> **Goal**
The records that follow should be retyped word for word.

> **Input for this task**
====

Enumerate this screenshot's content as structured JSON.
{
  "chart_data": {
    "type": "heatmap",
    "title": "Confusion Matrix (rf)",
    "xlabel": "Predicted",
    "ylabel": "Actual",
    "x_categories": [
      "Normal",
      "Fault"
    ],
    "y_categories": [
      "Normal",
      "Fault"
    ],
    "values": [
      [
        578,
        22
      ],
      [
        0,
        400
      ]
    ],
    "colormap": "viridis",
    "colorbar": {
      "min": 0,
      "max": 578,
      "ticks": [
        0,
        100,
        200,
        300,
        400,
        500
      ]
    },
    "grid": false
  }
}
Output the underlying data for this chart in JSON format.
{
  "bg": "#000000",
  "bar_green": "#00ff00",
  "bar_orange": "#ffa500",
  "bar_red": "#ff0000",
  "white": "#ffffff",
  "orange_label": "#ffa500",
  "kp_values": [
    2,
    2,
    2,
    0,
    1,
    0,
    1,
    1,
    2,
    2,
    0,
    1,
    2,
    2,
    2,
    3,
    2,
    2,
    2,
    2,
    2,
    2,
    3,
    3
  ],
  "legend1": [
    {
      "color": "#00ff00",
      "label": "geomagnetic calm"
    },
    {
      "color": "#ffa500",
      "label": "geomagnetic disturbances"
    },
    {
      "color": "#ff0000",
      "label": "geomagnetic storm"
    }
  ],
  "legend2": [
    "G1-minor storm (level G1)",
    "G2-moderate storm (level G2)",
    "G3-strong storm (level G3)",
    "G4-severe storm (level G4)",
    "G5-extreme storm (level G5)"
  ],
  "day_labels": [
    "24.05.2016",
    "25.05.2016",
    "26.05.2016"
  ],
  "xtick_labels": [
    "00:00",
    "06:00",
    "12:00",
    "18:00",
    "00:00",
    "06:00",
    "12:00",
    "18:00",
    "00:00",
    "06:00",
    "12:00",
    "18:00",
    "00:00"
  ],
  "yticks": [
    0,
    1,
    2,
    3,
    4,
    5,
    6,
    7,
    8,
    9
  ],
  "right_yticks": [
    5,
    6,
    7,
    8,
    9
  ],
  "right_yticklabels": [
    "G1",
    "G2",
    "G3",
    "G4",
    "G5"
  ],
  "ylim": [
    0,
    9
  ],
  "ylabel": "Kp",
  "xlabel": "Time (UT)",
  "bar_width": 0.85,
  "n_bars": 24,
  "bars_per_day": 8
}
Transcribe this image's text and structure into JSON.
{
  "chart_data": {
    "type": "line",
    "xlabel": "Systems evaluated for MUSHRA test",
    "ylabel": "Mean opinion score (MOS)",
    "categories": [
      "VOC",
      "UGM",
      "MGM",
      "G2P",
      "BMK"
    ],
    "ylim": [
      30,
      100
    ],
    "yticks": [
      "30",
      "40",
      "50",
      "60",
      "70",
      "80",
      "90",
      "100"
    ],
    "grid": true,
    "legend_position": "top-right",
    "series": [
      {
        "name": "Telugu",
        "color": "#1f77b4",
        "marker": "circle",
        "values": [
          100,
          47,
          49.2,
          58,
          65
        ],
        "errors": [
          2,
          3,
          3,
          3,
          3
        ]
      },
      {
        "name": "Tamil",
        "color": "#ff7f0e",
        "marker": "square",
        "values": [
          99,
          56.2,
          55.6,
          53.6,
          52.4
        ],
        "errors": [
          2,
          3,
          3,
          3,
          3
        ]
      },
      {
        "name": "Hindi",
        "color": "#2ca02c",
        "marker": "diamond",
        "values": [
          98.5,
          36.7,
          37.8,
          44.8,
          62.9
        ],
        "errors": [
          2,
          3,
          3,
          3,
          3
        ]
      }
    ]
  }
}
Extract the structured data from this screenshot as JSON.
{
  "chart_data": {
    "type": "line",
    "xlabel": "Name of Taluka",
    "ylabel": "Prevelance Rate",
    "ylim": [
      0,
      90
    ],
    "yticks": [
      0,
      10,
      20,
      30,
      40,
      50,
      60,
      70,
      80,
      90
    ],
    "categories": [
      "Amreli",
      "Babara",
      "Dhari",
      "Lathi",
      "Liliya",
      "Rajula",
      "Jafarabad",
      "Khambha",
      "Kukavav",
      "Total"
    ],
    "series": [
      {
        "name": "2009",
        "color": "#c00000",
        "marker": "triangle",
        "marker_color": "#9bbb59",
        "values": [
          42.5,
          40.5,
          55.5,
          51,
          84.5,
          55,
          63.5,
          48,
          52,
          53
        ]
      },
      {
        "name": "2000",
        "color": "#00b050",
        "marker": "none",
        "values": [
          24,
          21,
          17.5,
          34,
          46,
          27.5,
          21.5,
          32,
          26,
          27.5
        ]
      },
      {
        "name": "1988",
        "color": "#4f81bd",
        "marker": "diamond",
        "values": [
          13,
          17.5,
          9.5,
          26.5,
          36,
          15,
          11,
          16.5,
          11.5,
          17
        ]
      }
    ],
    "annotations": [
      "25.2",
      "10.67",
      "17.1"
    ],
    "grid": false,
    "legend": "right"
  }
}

====

> **Answer to this task**
Enumerate this screenshot's content as structured JSON.
{
  "chart_data": {
    "type": "heatmap",
    "title": "Confusion Matrix (rf)",
    "xlabel": "Predicted",
    "ylabel": "Actual",
    "x_categories": [
      "Normal",
      "Fault"
    ],
    "y_categories": [
      "Normal",
      "Fault"
    ],
    "values": [
      [
        578,
        22
      ],
      [
        0,
        400
      ]
    ],
    "colormap": "viridis",
    "colorbar": {
      "min": 0,
      "max": 578,
      "ticks": [
        0,
        100,
        200,
        300,
        400,
        500
      ]
    },
    "grid": false
  }
}
Output the underlying data for this chart in JSON format.
{
  "bg": "#000000",
  "bar_green": "#00ff00",
  "bar_orange": "#ffa500",
  "bar_red": "#ff0000",
  "white": "#ffffff",
  "orange_label": "#ffa500",
  "kp_values": [
    2,
    2,
    2,
    0,
    1,
    0,
    1,
    1,
    2,
    2,
    0,
    1,
    2,
    2,
    2,
    3,
    2,
    2,
    2,
    2,
    2,
    2,
    3,
    3
  ],
  "legend1": [
    {
      "color": "#00ff00",
      "label": "geomagnetic calm"
    },
    {
      "color": "#ffa500",
      "label": "geomagnetic disturbances"
    },
    {
      "color": "#ff0000",
      "label": "geomagnetic storm"
    }
  ],
  "legend2": [
    "G1-minor storm (level G1)",
    "G2-moderate storm (level G2)",
    "G3-strong storm (level G3)",
    "G4-severe storm (level G4)",
    "G5-extreme storm (level G5)"
  ],
  "day_labels": [
    "24.05.2016",
    "25.05.2016",
    "26.05.2016"
  ],
  "xtick_labels": [
    "00:00",
    "06:00",
    "12:00",
    "18:00",
    "00:00",
    "06:00",
    "12:00",
    "18:00",
    "00:00",
    "06:00",
    "12:00",
    "18:00",
    "00:00"
  ],
  "yticks": [
    0,
    1,
    2,
    3,
    4,
    5,
    6,
    7,
    8,
    9
  ],
  "right_yticks": [
    5,
    6,
    7,
    8,
    9
  ],
  "right_yticklabels": [
    "G1",
    "G2",
    "G3",
    "G4",
    "G5"
  ],
  "ylim": [
    0,
    9
  ],
  "ylabel": "Kp",
  "xlabel": "Time (UT)",
  "bar_width": 0.85,
  "n_bars": 24,
  "bars_per_day": 8
}
Transcribe this image's text and structure into JSON.
{
  "chart_data": {
    "type": "line",
    "xlabel": "Systems evaluated for MUSHRA test",
    "ylabel": "Mean opinion score (MOS)",
    "categories": [
      "VOC",
      "UGM",
      "MGM",
      "G2P",
      "BMK"
    ],
    "ylim": [
      30,
      100
    ],
    "yticks": [
      "30",
      "40",
      "50",
      "60",
      "70",
      "80",
      "90",
      "100"
    ],
    "grid": true,
    "legend_position": "top-right",
    "series": [
      {
        "name": "Telugu",
        "color": "#1f77b4",
        "marker": "circle",
        "values": [
          100,
          47,
          49.2,
          58,
          65
        ],
        "errors": [
          2,
          3,
          3,
          3,
          3
        ]
      },
      {
        "name": "Tamil",
        "color": "#ff7f0e",
        "marker": "square",
        "values": [
          99,
          56.2,
          55.6,
          53.6,
          52.4
        ],
        "errors": [
          2,
          3,
          3,
          3,
          3
        ]
      },
      {
        "name": "Hindi",
        "color": "#2ca02c",
        "marker": "diamond",
        "values": [
          98.5,
          36.7,
          37.8,
          44.8,
          62.9
        ],
        "errors": [
          2,
          3,
          3,
          3,
          3
        ]
      }
    ]
  }
}
Extract the structured data from this screenshot as JSON.
{
  "chart_data": {
    "type": "line",
    "xlabel": "Name of Taluka",
    "ylabel": "Prevelance Rate",
    "ylim": [
      0,
      90
    ],
    "yticks": [
      0,
      10,
      20,
      30,
      40,
      50,
      60,
      70,
      80,
      90
    ],
    "categories": [
      "Amreli",
      "Babara",
      "Dhari",
      "Lathi",
      "Liliya",
      "Rajula",
      "Jafarabad",
      "Khambha",
      "Kukavav",
      "Total"
    ],
    "series": [
      {
        "name": "2009",
        "color": "#c00000",
        "marker": "triangle",
        "marker_color": "#9bbb59",
        "values": [
          42.5,
          40.5,
          55.5,
          51,
          84.5,
          55,
          63.5,
          48,
          52,
          53
        ]
      },
      {
        "name": "2000",
        "color": "#00b050",
        "marker": "none",
        "values": [
          24,
          21,
          17.5,
          34,
          46,
          27.5,
          21.5,
          32,
          26,
          27.5
        ]
      },
      {
        "name": "1988",
        "color": "#4f81bd",
        "marker": "diamond",
        "values": [
          13,
          17.5,
          9.5,
          26.5,
          36,
          15,
          11,
          16.5,
          11.5,
          17
        ]
      }
    ],
    "annotations": [
      "25.2",
      "10.67",
      "17.1"
    ],
    "grid": false,
    "legend": "right"
  }
}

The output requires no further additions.